## Task prompt:
Pull out every line containing the string "from".

## Listed records:
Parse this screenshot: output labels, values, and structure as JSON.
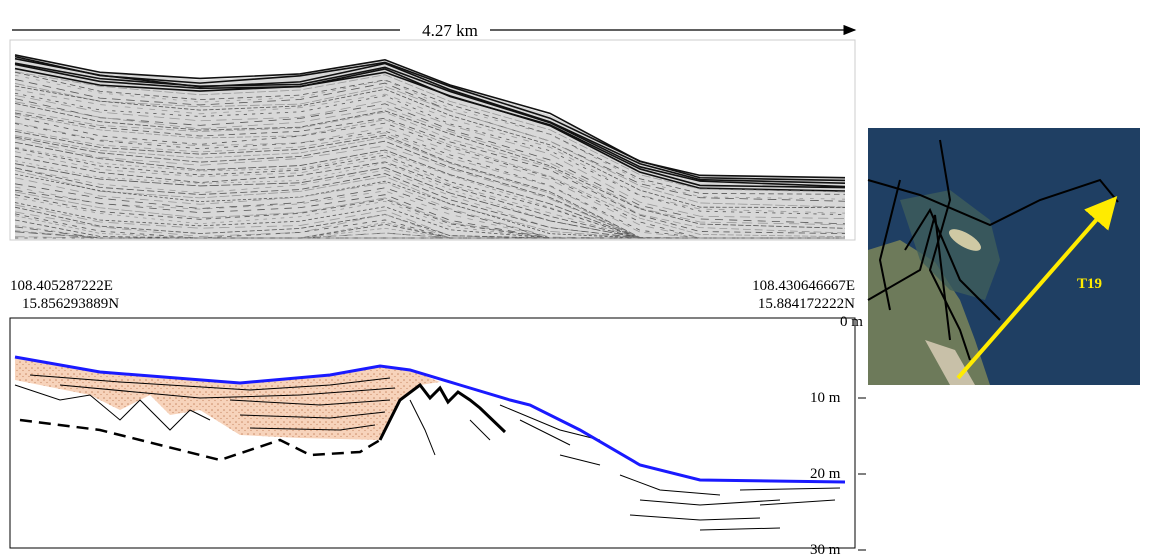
{
  "profile": {
    "distance_label": "4.27 km",
    "start": {
      "lon": "108.405287222E",
      "lat": "15.856293889N"
    },
    "end": {
      "lon": "108.430646667E",
      "lat": "15.884172222N"
    }
  },
  "depth_scale": {
    "labels": [
      "0 m",
      "10 m",
      "20 m",
      "30 m"
    ]
  },
  "map": {
    "line_label": "T19"
  }
}
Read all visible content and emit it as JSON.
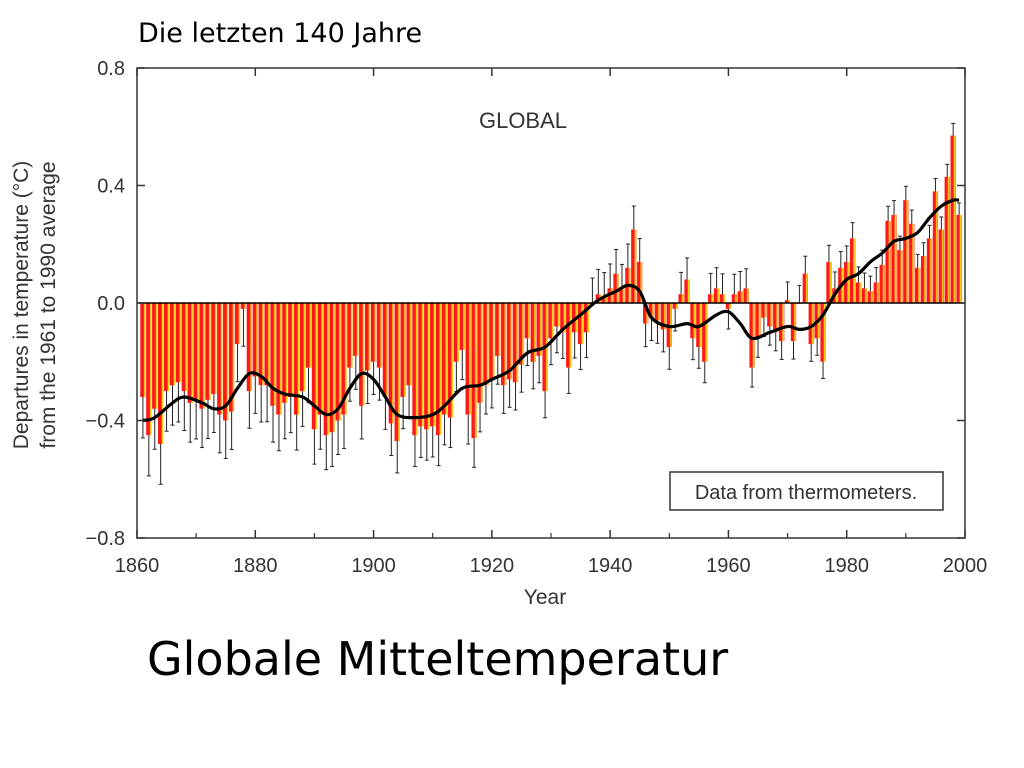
{
  "slide": {
    "top_caption": "Die letzten 140 Jahre",
    "bottom_caption": "Globale Mitteltemperatur"
  },
  "chart_data": {
    "type": "bar",
    "title": "GLOBAL",
    "xlabel": "Year",
    "ylabel_lines": [
      "Departures in temperature (°C)",
      "from the 1961 to 1990 average"
    ],
    "annotation": "Data from thermometers.",
    "xlim": [
      1860,
      2000
    ],
    "ylim": [
      -0.8,
      0.8
    ],
    "x_ticks": [
      1860,
      1880,
      1900,
      1920,
      1940,
      1960,
      1980,
      2000
    ],
    "y_ticks": [
      {
        "value": 0.8,
        "label": "0.8"
      },
      {
        "value": 0.4,
        "label": "0.4"
      },
      {
        "value": 0.0,
        "label": "0.0"
      },
      {
        "value": -0.4,
        "label": "−0.4"
      },
      {
        "value": -0.8,
        "label": "−0.8"
      }
    ],
    "colors": {
      "bar_fill": "#ff1a1a",
      "bar_stripe": "#ffd21a",
      "smooth_line": "#000000",
      "error_bar": "#222222",
      "zero_line": "#000000"
    },
    "years": [
      1861,
      1862,
      1863,
      1864,
      1865,
      1866,
      1867,
      1868,
      1869,
      1870,
      1871,
      1872,
      1873,
      1874,
      1875,
      1876,
      1877,
      1878,
      1879,
      1880,
      1881,
      1882,
      1883,
      1884,
      1885,
      1886,
      1887,
      1888,
      1889,
      1890,
      1891,
      1892,
      1893,
      1894,
      1895,
      1896,
      1897,
      1898,
      1899,
      1900,
      1901,
      1902,
      1903,
      1904,
      1905,
      1906,
      1907,
      1908,
      1909,
      1910,
      1911,
      1912,
      1913,
      1914,
      1915,
      1916,
      1917,
      1918,
      1919,
      1920,
      1921,
      1922,
      1923,
      1924,
      1925,
      1926,
      1927,
      1928,
      1929,
      1930,
      1931,
      1932,
      1933,
      1934,
      1935,
      1936,
      1937,
      1938,
      1939,
      1940,
      1941,
      1942,
      1943,
      1944,
      1945,
      1946,
      1947,
      1948,
      1949,
      1950,
      1951,
      1952,
      1953,
      1954,
      1955,
      1956,
      1957,
      1958,
      1959,
      1960,
      1961,
      1962,
      1963,
      1964,
      1965,
      1966,
      1967,
      1968,
      1969,
      1970,
      1971,
      1972,
      1973,
      1974,
      1975,
      1976,
      1977,
      1978,
      1979,
      1980,
      1981,
      1982,
      1983,
      1984,
      1985,
      1986,
      1987,
      1988,
      1989,
      1990,
      1991,
      1992,
      1993,
      1994,
      1995,
      1996,
      1997,
      1998,
      1999
    ],
    "anomalies": [
      -0.32,
      -0.45,
      -0.36,
      -0.48,
      -0.3,
      -0.28,
      -0.27,
      -0.3,
      -0.34,
      -0.33,
      -0.36,
      -0.33,
      -0.31,
      -0.38,
      -0.4,
      -0.37,
      -0.14,
      -0.02,
      -0.3,
      -0.25,
      -0.28,
      -0.28,
      -0.35,
      -0.38,
      -0.34,
      -0.32,
      -0.38,
      -0.3,
      -0.22,
      -0.43,
      -0.38,
      -0.45,
      -0.44,
      -0.4,
      -0.38,
      -0.22,
      -0.18,
      -0.35,
      -0.23,
      -0.2,
      -0.22,
      -0.32,
      -0.41,
      -0.47,
      -0.32,
      -0.28,
      -0.45,
      -0.42,
      -0.43,
      -0.42,
      -0.45,
      -0.38,
      -0.39,
      -0.2,
      -0.16,
      -0.38,
      -0.46,
      -0.34,
      -0.28,
      -0.26,
      -0.18,
      -0.28,
      -0.26,
      -0.27,
      -0.21,
      -0.12,
      -0.2,
      -0.18,
      -0.3,
      -0.12,
      -0.08,
      -0.1,
      -0.22,
      -0.1,
      -0.14,
      -0.1,
      0.0,
      0.03,
      0.02,
      0.05,
      0.1,
      0.05,
      0.12,
      0.25,
      0.14,
      -0.07,
      -0.05,
      -0.06,
      -0.09,
      -0.15,
      -0.02,
      0.03,
      0.08,
      -0.12,
      -0.15,
      -0.2,
      0.03,
      0.05,
      0.03,
      -0.02,
      0.03,
      0.04,
      0.05,
      -0.22,
      -0.12,
      -0.05,
      -0.08,
      -0.1,
      -0.13,
      0.01,
      -0.13,
      0.0,
      0.1,
      -0.14,
      -0.12,
      -0.2,
      0.14,
      0.05,
      0.12,
      0.14,
      0.22,
      0.07,
      0.05,
      0.04,
      0.07,
      0.13,
      0.28,
      0.3,
      0.18,
      0.35,
      0.27,
      0.12,
      0.16,
      0.22,
      0.38,
      0.25,
      0.43,
      0.57,
      0.3
    ],
    "smoothed": [
      {
        "year": 1861,
        "value": -0.4
      },
      {
        "year": 1863,
        "value": -0.39
      },
      {
        "year": 1866,
        "value": -0.34
      },
      {
        "year": 1868,
        "value": -0.32
      },
      {
        "year": 1871,
        "value": -0.34
      },
      {
        "year": 1873,
        "value": -0.36
      },
      {
        "year": 1875,
        "value": -0.35
      },
      {
        "year": 1877,
        "value": -0.29
      },
      {
        "year": 1879,
        "value": -0.24
      },
      {
        "year": 1881,
        "value": -0.25
      },
      {
        "year": 1883,
        "value": -0.29
      },
      {
        "year": 1885,
        "value": -0.31
      },
      {
        "year": 1888,
        "value": -0.32
      },
      {
        "year": 1890,
        "value": -0.35
      },
      {
        "year": 1892,
        "value": -0.38
      },
      {
        "year": 1894,
        "value": -0.36
      },
      {
        "year": 1896,
        "value": -0.29
      },
      {
        "year": 1898,
        "value": -0.24
      },
      {
        "year": 1900,
        "value": -0.26
      },
      {
        "year": 1902,
        "value": -0.32
      },
      {
        "year": 1904,
        "value": -0.38
      },
      {
        "year": 1907,
        "value": -0.39
      },
      {
        "year": 1910,
        "value": -0.38
      },
      {
        "year": 1912,
        "value": -0.35
      },
      {
        "year": 1915,
        "value": -0.29
      },
      {
        "year": 1918,
        "value": -0.28
      },
      {
        "year": 1920,
        "value": -0.26
      },
      {
        "year": 1923,
        "value": -0.23
      },
      {
        "year": 1926,
        "value": -0.17
      },
      {
        "year": 1929,
        "value": -0.15
      },
      {
        "year": 1932,
        "value": -0.09
      },
      {
        "year": 1935,
        "value": -0.04
      },
      {
        "year": 1938,
        "value": 0.01
      },
      {
        "year": 1941,
        "value": 0.04
      },
      {
        "year": 1943,
        "value": 0.06
      },
      {
        "year": 1945,
        "value": 0.04
      },
      {
        "year": 1947,
        "value": -0.05
      },
      {
        "year": 1950,
        "value": -0.08
      },
      {
        "year": 1953,
        "value": -0.07
      },
      {
        "year": 1955,
        "value": -0.08
      },
      {
        "year": 1958,
        "value": -0.04
      },
      {
        "year": 1960,
        "value": -0.03
      },
      {
        "year": 1962,
        "value": -0.07
      },
      {
        "year": 1964,
        "value": -0.12
      },
      {
        "year": 1967,
        "value": -0.1
      },
      {
        "year": 1970,
        "value": -0.08
      },
      {
        "year": 1972,
        "value": -0.09
      },
      {
        "year": 1974,
        "value": -0.08
      },
      {
        "year": 1976,
        "value": -0.04
      },
      {
        "year": 1978,
        "value": 0.03
      },
      {
        "year": 1980,
        "value": 0.08
      },
      {
        "year": 1982,
        "value": 0.1
      },
      {
        "year": 1984,
        "value": 0.14
      },
      {
        "year": 1986,
        "value": 0.17
      },
      {
        "year": 1988,
        "value": 0.21
      },
      {
        "year": 1990,
        "value": 0.22
      },
      {
        "year": 1992,
        "value": 0.24
      },
      {
        "year": 1994,
        "value": 0.29
      },
      {
        "year": 1996,
        "value": 0.33
      },
      {
        "year": 1998,
        "value": 0.35
      },
      {
        "year": 1999,
        "value": 0.35
      }
    ]
  }
}
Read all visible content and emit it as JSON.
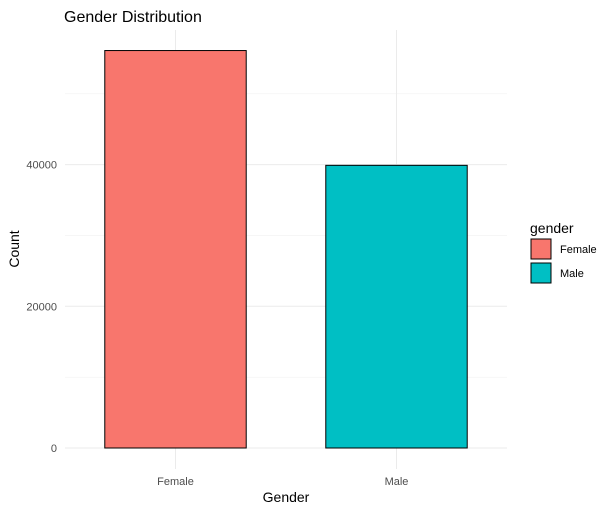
{
  "chart_data": {
    "type": "bar",
    "title": "Gender Distribution",
    "xlabel": "Gender",
    "ylabel": "Count",
    "categories": [
      "Female",
      "Male"
    ],
    "values": [
      56100,
      39900
    ],
    "colors": [
      "#F8766D",
      "#00BFC4"
    ],
    "ylim": [
      0,
      59000
    ],
    "yticks": [
      0,
      20000,
      40000
    ],
    "ytick_labels": [
      "0",
      "20000",
      "40000"
    ],
    "grid": true,
    "legend": {
      "title": "gender",
      "placement": "right",
      "entries": [
        "Female",
        "Male"
      ]
    }
  }
}
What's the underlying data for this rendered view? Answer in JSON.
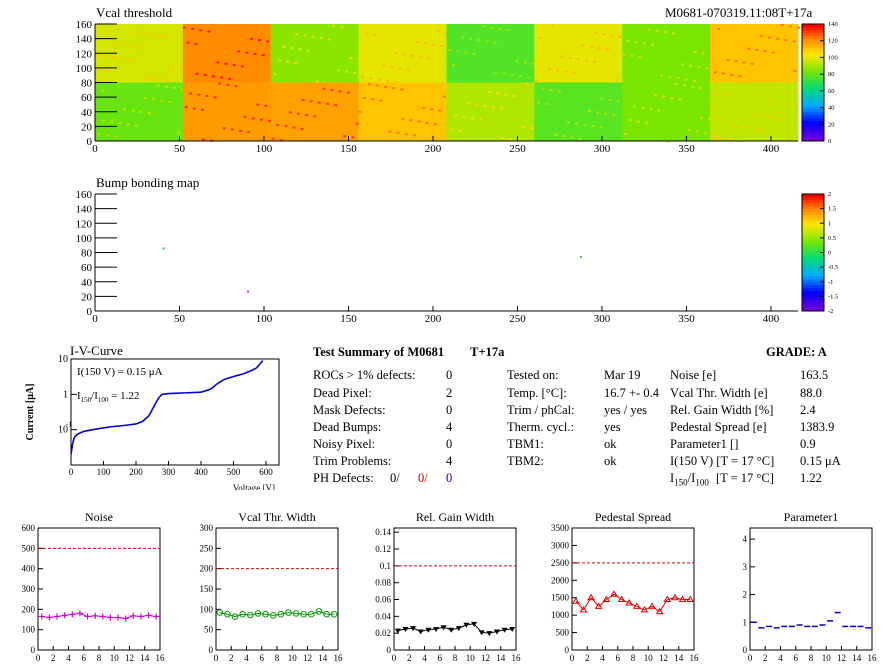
{
  "map_top": {
    "title": "Vcal threshold",
    "header_id": "M0681-070319.11:08T+17a",
    "x_ticks": [
      "0",
      "50",
      "100",
      "150",
      "200",
      "250",
      "300",
      "350",
      "400"
    ],
    "y_ticks": [
      "0",
      "20",
      "40",
      "60",
      "80",
      "100",
      "120",
      "140",
      "160"
    ],
    "palette_ticks": [
      "0",
      "20",
      "40",
      "60",
      "80",
      "100",
      "120",
      "140"
    ]
  },
  "map_bump": {
    "title": "Bump bonding map",
    "x_ticks": [
      "0",
      "50",
      "100",
      "150",
      "200",
      "250",
      "300",
      "350",
      "400"
    ],
    "y_ticks": [
      "0",
      "20",
      "40",
      "60",
      "80",
      "100",
      "120",
      "140",
      "160"
    ],
    "palette_ticks": [
      "-2",
      "-1.5",
      "-1",
      "-0.5",
      "0",
      "0.5",
      "1",
      "1.5",
      "2"
    ]
  },
  "iv": {
    "title": "I-V-Curve",
    "ylabel": "Current [μA]",
    "xlabel": "Voltage [V]",
    "x_ticks": [
      "0",
      "100",
      "200",
      "300",
      "400",
      "500",
      "600"
    ],
    "y_tick_labels": [
      "10",
      "1",
      "10"
    ],
    "y_tick_minus": "-1",
    "ann_current": "I(150 V) = 0.15 μA",
    "ann_ratio_prefix": "I",
    "ann_ratio_sub1": "150",
    "ann_ratio_mid": "/I",
    "ann_ratio_sub2": "100",
    "ann_ratio_value": "=  1.22"
  },
  "summary": {
    "title": "Test Summary of M0681",
    "title_suffix": "T+17a",
    "grade": "GRADE:  A",
    "left": [
      {
        "label": "ROCs > 1% defects:",
        "value": "0"
      },
      {
        "label": "Dead Pixel:",
        "value": "2"
      },
      {
        "label": "Mask Defects:",
        "value": "0"
      },
      {
        "label": "Dead Bumps:",
        "value": "4"
      },
      {
        "label": "Noisy Pixel:",
        "value": "0"
      },
      {
        "label": "Trim Problems:",
        "value": "4"
      }
    ],
    "ph_label": "PH Defects:",
    "ph_values": [
      "0/",
      "0/",
      "0"
    ],
    "ph_colors": [
      "#000000",
      "#cc0000",
      "#0000cc"
    ],
    "middle": [
      {
        "label": "Tested on:",
        "value": "Mar 19"
      },
      {
        "label": "Temp. [°C]:",
        "value": "16.7 +- 0.4"
      },
      {
        "label": "Trim / phCal:",
        "value": "yes / yes"
      },
      {
        "label": "Therm. cycl.:",
        "value": "yes"
      },
      {
        "label": "TBM1:",
        "value": "ok"
      },
      {
        "label": "TBM2:",
        "value": "ok"
      }
    ],
    "right": [
      {
        "label": "Noise [e]",
        "value": "163.5"
      },
      {
        "label": "Vcal Thr. Width [e]",
        "value": "88.0"
      },
      {
        "label": "Rel. Gain Width [%]",
        "value": "2.4"
      },
      {
        "label": "Pedestal Spread [e]",
        "value": "1383.9"
      },
      {
        "label": "Parameter1 []",
        "value": "0.9"
      },
      {
        "label": "I(150 V) [T = 17 °C]",
        "value": "0.15 μA"
      }
    ],
    "ratio_label_i": "I",
    "ratio_label_sub1": "150",
    "ratio_label_mid": "/I",
    "ratio_label_sub2": "100",
    "ratio_label_tail": "[T = 17 °C]",
    "ratio_value": "1.22"
  },
  "colors": {
    "noise": "#cc00cc",
    "vcal": "#009900",
    "gain": "#000000",
    "pedestal": "#dd0000",
    "param1": "#0000cc",
    "cut_line": "#dd0000",
    "iv_curve": "#0000cc"
  },
  "chart_data": [
    {
      "type": "line",
      "title": "Noise",
      "x": [
        0,
        1,
        2,
        3,
        4,
        5,
        6,
        7,
        8,
        9,
        10,
        11,
        12,
        13,
        14,
        15
      ],
      "values": [
        165,
        160,
        165,
        170,
        175,
        180,
        165,
        168,
        165,
        160,
        160,
        155,
        168,
        165,
        170,
        165
      ],
      "cut": 500,
      "ylim": [
        0,
        600
      ],
      "y_ticks": [
        "0",
        "100",
        "200",
        "300",
        "400",
        "500",
        "600"
      ],
      "x_ticks": [
        "0",
        "2",
        "4",
        "6",
        "8",
        "10",
        "12",
        "14",
        "16"
      ],
      "marker": "star"
    },
    {
      "type": "line",
      "title": "Vcal Thr. Width",
      "x": [
        0,
        1,
        2,
        3,
        4,
        5,
        6,
        7,
        8,
        9,
        10,
        11,
        12,
        13,
        14,
        15
      ],
      "values": [
        92,
        88,
        82,
        88,
        86,
        90,
        88,
        85,
        88,
        92,
        90,
        88,
        88,
        95,
        88,
        88
      ],
      "cut": 200,
      "ylim": [
        0,
        300
      ],
      "y_ticks": [
        "0",
        "50",
        "100",
        "150",
        "200",
        "250",
        "300"
      ],
      "x_ticks": [
        "0",
        "2",
        "4",
        "6",
        "8",
        "10",
        "12",
        "14",
        "16"
      ],
      "marker": "circle"
    },
    {
      "type": "line",
      "title": "Rel. Gain Width",
      "x": [
        0,
        1,
        2,
        3,
        4,
        5,
        6,
        7,
        8,
        9,
        10,
        11,
        12,
        13,
        14,
        15
      ],
      "values": [
        0.023,
        0.025,
        0.026,
        0.022,
        0.024,
        0.025,
        0.027,
        0.024,
        0.026,
        0.03,
        0.031,
        0.021,
        0.02,
        0.022,
        0.024,
        0.025
      ],
      "cut": 0.1,
      "ylim": [
        0,
        0.145
      ],
      "y_ticks": [
        "0",
        "0.02",
        "0.04",
        "0.06",
        "0.08",
        "0.1",
        "0.12",
        "0.14"
      ],
      "y_tick_values": [
        0,
        0.02,
        0.04,
        0.06,
        0.08,
        0.1,
        0.12,
        0.14
      ],
      "x_ticks": [
        "0",
        "2",
        "4",
        "6",
        "8",
        "10",
        "12",
        "14",
        "16"
      ],
      "marker": "tri-down"
    },
    {
      "type": "line",
      "title": "Pedestal Spread",
      "x": [
        0,
        1,
        2,
        3,
        4,
        5,
        6,
        7,
        8,
        9,
        10,
        11,
        12,
        13,
        14,
        15
      ],
      "values": [
        1400,
        1150,
        1500,
        1250,
        1450,
        1600,
        1450,
        1350,
        1250,
        1150,
        1250,
        1100,
        1450,
        1500,
        1450,
        1450
      ],
      "cut": 2500,
      "ylim": [
        0,
        3500
      ],
      "y_ticks": [
        "0",
        "500",
        "1000",
        "1500",
        "2000",
        "2500",
        "3000",
        "3500"
      ],
      "x_ticks": [
        "0",
        "2",
        "4",
        "6",
        "8",
        "10",
        "12",
        "14",
        "16"
      ],
      "marker": "tri-up"
    },
    {
      "type": "scatter",
      "title": "Parameter1",
      "x": [
        0,
        1,
        2,
        3,
        4,
        5,
        6,
        7,
        8,
        9,
        10,
        11,
        12,
        13,
        14,
        15
      ],
      "values": [
        1.0,
        0.8,
        0.85,
        0.8,
        0.85,
        0.85,
        0.9,
        0.85,
        0.85,
        0.9,
        1.05,
        1.35,
        0.85,
        0.85,
        0.85,
        0.8
      ],
      "ylim": [
        0,
        4.4
      ],
      "y_ticks": [
        "0",
        "1",
        "2",
        "3",
        "4"
      ],
      "x_ticks": [
        "0",
        "2",
        "4",
        "6",
        "8",
        "10",
        "12",
        "14",
        "16"
      ],
      "marker": "dash"
    },
    {
      "type": "line",
      "title": "I-V-Curve",
      "x": [
        0,
        5,
        10,
        20,
        40,
        80,
        120,
        160,
        200,
        220,
        240,
        260,
        270,
        280,
        300,
        350,
        400,
        430,
        450,
        470,
        500,
        530,
        550,
        570,
        580,
        590
      ],
      "values": [
        0.02,
        0.04,
        0.06,
        0.075,
        0.09,
        0.105,
        0.12,
        0.13,
        0.145,
        0.17,
        0.25,
        0.55,
        0.8,
        1.0,
        1.05,
        1.1,
        1.15,
        1.4,
        2.0,
        2.6,
        3.2,
        3.8,
        4.5,
        5.5,
        7.0,
        9.0
      ],
      "ylim": [
        0.01,
        10
      ],
      "xlim": [
        0,
        640
      ],
      "log_y": true
    }
  ]
}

## Complete answer:
      "from the 1961 to 1990 average"
    "annotation": "Data from thermometers.",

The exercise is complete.